Some records:
========================================================================

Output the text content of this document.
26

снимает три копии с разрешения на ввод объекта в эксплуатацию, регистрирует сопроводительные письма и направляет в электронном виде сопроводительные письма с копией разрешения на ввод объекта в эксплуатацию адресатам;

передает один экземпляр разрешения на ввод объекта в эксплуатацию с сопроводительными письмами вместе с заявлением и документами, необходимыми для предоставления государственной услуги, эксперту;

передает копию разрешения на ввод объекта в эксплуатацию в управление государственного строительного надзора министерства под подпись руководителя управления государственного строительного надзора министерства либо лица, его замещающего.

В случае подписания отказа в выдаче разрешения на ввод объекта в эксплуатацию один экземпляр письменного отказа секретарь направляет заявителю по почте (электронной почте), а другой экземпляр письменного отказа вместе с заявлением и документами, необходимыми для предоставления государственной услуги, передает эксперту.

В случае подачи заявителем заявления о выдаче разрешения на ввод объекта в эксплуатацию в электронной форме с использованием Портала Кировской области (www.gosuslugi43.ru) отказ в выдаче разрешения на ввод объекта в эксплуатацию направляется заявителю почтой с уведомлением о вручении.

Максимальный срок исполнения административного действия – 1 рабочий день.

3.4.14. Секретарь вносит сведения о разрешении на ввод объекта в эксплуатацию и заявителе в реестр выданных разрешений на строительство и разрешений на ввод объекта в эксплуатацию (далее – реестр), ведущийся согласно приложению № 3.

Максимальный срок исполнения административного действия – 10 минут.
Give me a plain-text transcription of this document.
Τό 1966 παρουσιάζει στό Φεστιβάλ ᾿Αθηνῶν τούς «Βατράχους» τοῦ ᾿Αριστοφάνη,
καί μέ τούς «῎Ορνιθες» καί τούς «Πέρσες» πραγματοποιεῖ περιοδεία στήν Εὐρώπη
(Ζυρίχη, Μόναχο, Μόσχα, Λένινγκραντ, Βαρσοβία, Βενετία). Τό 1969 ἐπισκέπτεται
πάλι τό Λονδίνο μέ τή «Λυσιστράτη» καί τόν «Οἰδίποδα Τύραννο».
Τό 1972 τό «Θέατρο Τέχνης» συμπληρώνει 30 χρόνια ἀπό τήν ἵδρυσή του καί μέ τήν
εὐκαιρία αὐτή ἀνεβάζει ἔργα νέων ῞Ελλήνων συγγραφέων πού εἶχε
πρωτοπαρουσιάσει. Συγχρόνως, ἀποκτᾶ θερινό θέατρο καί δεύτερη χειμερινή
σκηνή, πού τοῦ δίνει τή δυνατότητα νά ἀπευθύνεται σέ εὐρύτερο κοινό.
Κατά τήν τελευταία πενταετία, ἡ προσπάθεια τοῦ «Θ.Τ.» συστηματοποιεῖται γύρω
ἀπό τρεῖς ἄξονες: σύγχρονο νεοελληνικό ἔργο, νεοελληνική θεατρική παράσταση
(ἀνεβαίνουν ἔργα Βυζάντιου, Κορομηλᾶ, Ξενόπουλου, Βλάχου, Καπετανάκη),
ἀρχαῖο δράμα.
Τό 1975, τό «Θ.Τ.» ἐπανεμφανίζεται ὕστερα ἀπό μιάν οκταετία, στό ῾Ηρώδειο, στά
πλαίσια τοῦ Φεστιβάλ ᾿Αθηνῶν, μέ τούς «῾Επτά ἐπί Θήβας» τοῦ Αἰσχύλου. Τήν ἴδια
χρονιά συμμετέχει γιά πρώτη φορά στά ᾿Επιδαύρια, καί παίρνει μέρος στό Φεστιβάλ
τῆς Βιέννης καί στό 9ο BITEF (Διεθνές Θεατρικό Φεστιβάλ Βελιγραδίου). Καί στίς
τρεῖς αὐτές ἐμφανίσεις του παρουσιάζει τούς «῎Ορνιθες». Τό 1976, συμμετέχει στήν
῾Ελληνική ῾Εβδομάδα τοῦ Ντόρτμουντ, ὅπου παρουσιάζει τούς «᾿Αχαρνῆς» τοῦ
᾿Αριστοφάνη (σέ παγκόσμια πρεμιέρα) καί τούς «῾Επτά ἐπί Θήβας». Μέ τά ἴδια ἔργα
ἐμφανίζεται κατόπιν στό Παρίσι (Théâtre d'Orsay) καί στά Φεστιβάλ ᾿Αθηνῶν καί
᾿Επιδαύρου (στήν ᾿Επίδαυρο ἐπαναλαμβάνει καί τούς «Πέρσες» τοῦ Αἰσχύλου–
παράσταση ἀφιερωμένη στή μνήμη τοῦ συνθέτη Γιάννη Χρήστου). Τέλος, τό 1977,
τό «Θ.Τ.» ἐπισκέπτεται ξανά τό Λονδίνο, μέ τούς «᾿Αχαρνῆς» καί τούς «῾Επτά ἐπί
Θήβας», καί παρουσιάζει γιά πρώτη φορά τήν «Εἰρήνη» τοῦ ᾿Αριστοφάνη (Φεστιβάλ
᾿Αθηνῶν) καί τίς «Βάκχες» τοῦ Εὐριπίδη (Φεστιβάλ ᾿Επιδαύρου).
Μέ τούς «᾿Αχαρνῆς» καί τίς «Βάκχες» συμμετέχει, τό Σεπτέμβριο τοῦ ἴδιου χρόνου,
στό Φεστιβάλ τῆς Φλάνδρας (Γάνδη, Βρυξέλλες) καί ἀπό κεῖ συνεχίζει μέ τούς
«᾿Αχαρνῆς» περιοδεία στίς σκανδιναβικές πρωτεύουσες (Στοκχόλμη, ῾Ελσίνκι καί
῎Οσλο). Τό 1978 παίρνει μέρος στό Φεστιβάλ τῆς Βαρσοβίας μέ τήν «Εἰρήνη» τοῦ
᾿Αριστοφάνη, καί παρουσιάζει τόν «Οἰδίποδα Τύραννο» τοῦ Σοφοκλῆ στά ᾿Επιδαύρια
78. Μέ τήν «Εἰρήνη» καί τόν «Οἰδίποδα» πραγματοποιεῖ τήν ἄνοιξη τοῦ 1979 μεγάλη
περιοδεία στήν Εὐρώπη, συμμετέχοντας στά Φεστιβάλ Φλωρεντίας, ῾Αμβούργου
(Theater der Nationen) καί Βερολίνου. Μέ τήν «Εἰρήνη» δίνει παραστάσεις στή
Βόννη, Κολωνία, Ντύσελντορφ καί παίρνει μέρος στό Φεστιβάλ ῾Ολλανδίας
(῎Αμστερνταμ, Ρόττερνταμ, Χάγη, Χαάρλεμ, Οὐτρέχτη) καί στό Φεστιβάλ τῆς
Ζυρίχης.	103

========================================================================

## WHAT IS EXPECTED
Reproduce each line of the material above precisely.

## ANSWER TO THE TASK
Output the text content of this document.
26

снимает три копии с разрешения на ввод объекта в эксплуатацию, регистрирует сопроводительные письма и направляет в электронном виде сопроводительные письма с копией разрешения на ввод объекта в эксплуатацию адресатам;

передает один экземпляр разрешения на ввод объекта в эксплуатацию с сопроводительными письмами вместе с заявлением и документами, необходимыми для предоставления государственной услуги, эксперту;

передает копию разрешения на ввод объекта в эксплуатацию в управление государственного строительного надзора министерства под подпись руководителя управления государственного строительного надзора министерства либо лица, его замещающего.

В случае подписания отказа в выдаче разрешения на ввод объекта в эксплуатацию один экземпляр письменного отказа секретарь направляет заявителю по почте (электронной почте), а другой экземпляр письменного отказа вместе с заявлением и документами, необходимыми для предоставления государственной услуги, передает эксперту.

В случае подачи заявителем заявления о выдаче разрешения на ввод объекта в эксплуатацию в электронной форме с использованием Портала Кировской области (www.gosuslugi43.ru) отказ в выдаче разрешения на ввод объекта в эксплуатацию направляется заявителю почтой с уведомлением о вручении.

Максимальный срок исполнения административного действия – 1 рабочий день.

3.4.14. Секретарь вносит сведения о разрешении на ввод объекта в эксплуатацию и заявителе в реестр выданных разрешений на строительство и разрешений на ввод объекта в эксплуатацию (далее – реестр), ведущийся согласно приложению № 3.

Максимальный срок исполнения административного действия – 10 минут.
Give me a plain-text transcription of this document.
Τό 1966 παρουσιάζει στό Φεστιβάλ ᾿Αθηνῶν τούς «Βατράχους» τοῦ ᾿Αριστοφάνη,
καί μέ τούς «῎Ορνιθες» καί τούς «Πέρσες» πραγματοποιεῖ περιοδεία στήν Εὐρώπη
(Ζυρίχη, Μόναχο, Μόσχα, Λένινγκραντ, Βαρσοβία, Βενετία). Τό 1969 ἐπισκέπτεται
πάλι τό Λονδίνο μέ τή «Λυσιστράτη» καί τόν «Οἰδίποδα Τύραννο».
Τό 1972 τό «Θέατρο Τέχνης» συμπληρώνει 30 χρόνια ἀπό τήν ἵδρυσή του καί μέ τήν
εὐκαιρία αὐτή ἀνεβάζει ἔργα νέων ῞Ελλήνων συγγραφέων πού εἶχε
πρωτοπαρουσιάσει. Συγχρόνως, ἀποκτᾶ θερινό θέατρο καί δεύτερη χειμερινή
σκηνή, πού τοῦ δίνει τή δυνατότητα νά ἀπευθύνεται σέ εὐρύτερο κοινό.
Κατά τήν τελευταία πενταετία, ἡ προσπάθεια τοῦ «Θ.Τ.» συστηματοποιεῖται γύρω
ἀπό τρεῖς ἄξονες: σύγχρονο νεοελληνικό ἔργο, νεοελληνική θεατρική παράσταση
(ἀνεβαίνουν ἔργα Βυζάντιου, Κορομηλᾶ, Ξενόπουλου, Βλάχου, Καπετανάκη),
ἀρχαῖο δράμα.
Τό 1975, τό «Θ.Τ.» ἐπανεμφανίζεται ὕστερα ἀπό μιάν οκταετία, στό ῾Ηρώδειο, στά
πλαίσια τοῦ Φεστιβάλ ᾿Αθηνῶν, μέ τούς «῾Επτά ἐπί Θήβας» τοῦ Αἰσχύλου. Τήν ἴδια
χρονιά συμμετέχει γιά πρώτη φορά στά ᾿Επιδαύρια, καί παίρνει μέρος στό Φεστιβάλ
τῆς Βιέννης καί στό 9ο BITEF (Διεθνές Θεατρικό Φεστιβάλ Βελιγραδίου). Καί στίς
τρεῖς αὐτές ἐμφανίσεις του παρουσιάζει τούς «῎Ορνιθες». Τό 1976, συμμετέχει στήν
῾Ελληνική ῾Εβδομάδα τοῦ Ντόρτμουντ, ὅπου παρουσιάζει τούς «᾿Αχαρνῆς» τοῦ
᾿Αριστοφάνη (σέ παγκόσμια πρεμιέρα) καί τούς «῾Επτά ἐπί Θήβας». Μέ τά ἴδια ἔργα
ἐμφανίζεται κατόπιν στό Παρίσι (Théâtre d'Orsay) καί στά Φεστιβάλ ᾿Αθηνῶν καί
᾿Επιδαύρου (στήν ᾿Επίδαυρο ἐπαναλαμβάνει καί τούς «Πέρσες» τοῦ Αἰσχύλου–
παράσταση ἀφιερωμένη στή μνήμη τοῦ συνθέτη Γιάννη Χρήστου). Τέλος, τό 1977,
τό «Θ.Τ.» ἐπισκέπτεται ξανά τό Λονδίνο, μέ τούς «᾿Αχαρνῆς» καί τούς «῾Επτά ἐπί
Θήβας», καί παρουσιάζει γιά πρώτη φορά τήν «Εἰρήνη» τοῦ ᾿Αριστοφάνη (Φεστιβάλ
᾿Αθηνῶν) καί τίς «Βάκχες» τοῦ Εὐριπίδη (Φεστιβάλ ᾿Επιδαύρου).
Μέ τούς «᾿Αχαρνῆς» καί τίς «Βάκχες» συμμετέχει, τό Σεπτέμβριο τοῦ ἴδιου χρόνου,
στό Φεστιβάλ τῆς Φλάνδρας (Γάνδη, Βρυξέλλες) καί ἀπό κεῖ συνεχίζει μέ τούς
«᾿Αχαρνῆς» περιοδεία στίς σκανδιναβικές πρωτεύουσες (Στοκχόλμη, ῾Ελσίνκι καί
῎Οσλο). Τό 1978 παίρνει μέρος στό Φεστιβάλ τῆς Βαρσοβίας μέ τήν «Εἰρήνη» τοῦ
᾿Αριστοφάνη, καί παρουσιάζει τόν «Οἰδίποδα Τύραννο» τοῦ Σοφοκλῆ στά ᾿Επιδαύρια
78. Μέ τήν «Εἰρήνη» καί τόν «Οἰδίποδα» πραγματοποιεῖ τήν ἄνοιξη τοῦ 1979 μεγάλη
περιοδεία στήν Εὐρώπη, συμμετέχοντας στά Φεστιβάλ Φλωρεντίας, ῾Αμβούργου
(Theater der Nationen) καί Βερολίνου. Μέ τήν «Εἰρήνη» δίνει παραστάσεις στή
Βόννη, Κολωνία, Ντύσελντορφ καί παίρνει μέρος στό Φεστιβάλ ῾Ολλανδίας
(῎Αμστερνταμ, Ρόττερνταμ, Χάγη, Χαάρλεμ, Οὐτρέχτη) καί στό Φεστιβάλ τῆς
Ζυρίχης.	103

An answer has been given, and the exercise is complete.